EXERCISE PROMPT: Your task is to reproduce the entries below word for word.

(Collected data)
▶

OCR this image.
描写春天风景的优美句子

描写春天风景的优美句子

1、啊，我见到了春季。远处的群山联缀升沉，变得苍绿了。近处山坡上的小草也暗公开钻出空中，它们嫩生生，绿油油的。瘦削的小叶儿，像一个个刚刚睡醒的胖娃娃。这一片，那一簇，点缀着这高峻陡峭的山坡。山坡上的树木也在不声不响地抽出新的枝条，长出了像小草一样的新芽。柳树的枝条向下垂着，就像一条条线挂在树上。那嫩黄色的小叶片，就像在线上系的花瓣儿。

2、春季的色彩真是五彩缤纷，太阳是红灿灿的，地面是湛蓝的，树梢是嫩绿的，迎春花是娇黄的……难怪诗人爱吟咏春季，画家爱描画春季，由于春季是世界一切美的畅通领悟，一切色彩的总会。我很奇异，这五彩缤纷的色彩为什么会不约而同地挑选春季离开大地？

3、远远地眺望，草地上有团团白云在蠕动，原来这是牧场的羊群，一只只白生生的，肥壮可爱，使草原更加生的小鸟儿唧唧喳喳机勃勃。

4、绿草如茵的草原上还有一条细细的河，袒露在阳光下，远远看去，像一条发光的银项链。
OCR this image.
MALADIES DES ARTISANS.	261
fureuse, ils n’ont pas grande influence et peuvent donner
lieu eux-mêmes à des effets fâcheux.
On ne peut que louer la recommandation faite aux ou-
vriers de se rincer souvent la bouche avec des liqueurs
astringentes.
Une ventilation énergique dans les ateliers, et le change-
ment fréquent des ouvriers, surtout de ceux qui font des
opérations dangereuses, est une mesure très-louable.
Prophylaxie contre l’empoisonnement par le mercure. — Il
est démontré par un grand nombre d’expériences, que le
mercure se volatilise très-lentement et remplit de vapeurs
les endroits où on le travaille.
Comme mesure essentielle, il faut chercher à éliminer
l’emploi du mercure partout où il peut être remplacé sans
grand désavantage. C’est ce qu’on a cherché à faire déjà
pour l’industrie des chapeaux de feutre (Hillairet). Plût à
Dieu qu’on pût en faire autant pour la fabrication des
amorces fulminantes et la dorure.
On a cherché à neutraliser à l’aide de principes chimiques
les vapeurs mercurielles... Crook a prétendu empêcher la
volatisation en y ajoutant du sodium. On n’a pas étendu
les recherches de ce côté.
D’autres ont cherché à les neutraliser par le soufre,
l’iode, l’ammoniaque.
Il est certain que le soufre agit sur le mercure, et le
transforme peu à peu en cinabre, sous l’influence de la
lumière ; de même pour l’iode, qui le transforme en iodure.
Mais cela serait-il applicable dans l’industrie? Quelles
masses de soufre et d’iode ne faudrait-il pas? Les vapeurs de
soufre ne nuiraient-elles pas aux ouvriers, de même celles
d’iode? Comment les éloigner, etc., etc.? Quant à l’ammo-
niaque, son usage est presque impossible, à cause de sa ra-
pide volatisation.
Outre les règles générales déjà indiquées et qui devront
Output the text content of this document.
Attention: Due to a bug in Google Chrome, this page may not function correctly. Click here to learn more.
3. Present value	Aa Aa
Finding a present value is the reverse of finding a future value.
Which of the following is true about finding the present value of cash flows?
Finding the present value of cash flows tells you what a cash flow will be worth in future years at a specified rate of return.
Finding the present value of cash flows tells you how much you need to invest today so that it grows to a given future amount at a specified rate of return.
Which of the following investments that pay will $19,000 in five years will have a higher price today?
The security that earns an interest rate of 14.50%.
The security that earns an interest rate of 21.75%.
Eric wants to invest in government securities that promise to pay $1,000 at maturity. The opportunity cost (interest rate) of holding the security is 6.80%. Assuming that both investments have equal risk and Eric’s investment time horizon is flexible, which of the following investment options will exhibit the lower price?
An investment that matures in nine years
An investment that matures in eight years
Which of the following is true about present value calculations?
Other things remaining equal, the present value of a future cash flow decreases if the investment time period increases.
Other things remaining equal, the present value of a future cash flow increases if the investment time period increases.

◀

EXERCISE OUTPUT:
OCR this image.
描写春天风景的优美句子

描写春天风景的优美句子

1、啊，我见到了春季。远处的群山联缀升沉，变得苍绿了。近处山坡上的小草也暗公开钻出空中，它们嫩生生，绿油油的。瘦削的小叶儿，像一个个刚刚睡醒的胖娃娃。这一片，那一簇，点缀着这高峻陡峭的山坡。山坡上的树木也在不声不响地抽出新的枝条，长出了像小草一样的新芽。柳树的枝条向下垂着，就像一条条线挂在树上。那嫩黄色的小叶片，就像在线上系的花瓣儿。

2、春季的色彩真是五彩缤纷，太阳是红灿灿的，地面是湛蓝的，树梢是嫩绿的，迎春花是娇黄的……难怪诗人爱吟咏春季，画家爱描画春季，由于春季是世界一切美的畅通领悟，一切色彩的总会。我很奇异，这五彩缤纷的色彩为什么会不约而同地挑选春季离开大地？

3、远远地眺望，草地上有团团白云在蠕动，原来这是牧场的羊群，一只只白生生的，肥壮可爱，使草原更加生的小鸟儿唧唧喳喳机勃勃。

4、绿草如茵的草原上还有一条细细的河，袒露在阳光下，远远看去，像一条发光的银项链。
OCR this image.
MALADIES DES ARTISANS.	261
fureuse, ils n’ont pas grande influence et peuvent donner
lieu eux-mêmes à des effets fâcheux.
On ne peut que louer la recommandation faite aux ou-
vriers de se rincer souvent la bouche avec des liqueurs
astringentes.
Une ventilation énergique dans les ateliers, et le change-
ment fréquent des ouvriers, surtout de ceux qui font des
opérations dangereuses, est une mesure très-louable.
Prophylaxie contre l’empoisonnement par le mercure. — Il
est démontré par un grand nombre d’expériences, que le
mercure se volatilise très-lentement et remplit de vapeurs
les endroits où on le travaille.
Comme mesure essentielle, il faut chercher à éliminer
l’emploi du mercure partout où il peut être remplacé sans
grand désavantage. C’est ce qu’on a cherché à faire déjà
pour l’industrie des chapeaux de feutre (Hillairet). Plût à
Dieu qu’on pût en faire autant pour la fabrication des
amorces fulminantes et la dorure.
On a cherché à neutraliser à l’aide de principes chimiques
les vapeurs mercurielles... Crook a prétendu empêcher la
volatisation en y ajoutant du sodium. On n’a pas étendu
les recherches de ce côté.
D’autres ont cherché à les neutraliser par le soufre,
l’iode, l’ammoniaque.
Il est certain que le soufre agit sur le mercure, et le
transforme peu à peu en cinabre, sous l’influence de la
lumière ; de même pour l’iode, qui le transforme en iodure.
Mais cela serait-il applicable dans l’industrie? Quelles
masses de soufre et d’iode ne faudrait-il pas? Les vapeurs de
soufre ne nuiraient-elles pas aux ouvriers, de même celles
d’iode? Comment les éloigner, etc., etc.? Quant à l’ammo-
niaque, son usage est presque impossible, à cause de sa ra-
pide volatisation.
Outre les règles générales déjà indiquées et qui devront
Output the text content of this document.
Attention: Due to a bug in Google Chrome, this page may not function correctly. Click here to learn more.
3. Present value	Aa Aa
Finding a present value is the reverse of finding a future value.
Which of the following is true about finding the present value of cash flows?
Finding the present value of cash flows tells you what a cash flow will be worth in future years at a specified rate of return.
Finding the present value of cash flows tells you how much you need to invest today so that it grows to a given future amount at a specified rate of return.
Which of the following investments that pay will $19,000 in five years will have a higher price today?
The security that earns an interest rate of 14.50%.
The security that earns an interest rate of 21.75%.
Eric wants to invest in government securities that promise to pay $1,000 at maturity. The opportunity cost (interest rate) of holding the security is 6.80%. Assuming that both investments have equal risk and Eric’s investment time horizon is flexible, which of the following investment options will exhibit the lower price?
An investment that matures in nine years
An investment that matures in eight years
Which of the following is true about present value calculations?
Other things remaining equal, the present value of a future cash flow decreases if the investment time period increases.
Other things remaining equal, the present value of a future cash flow increases if the investment time period increases.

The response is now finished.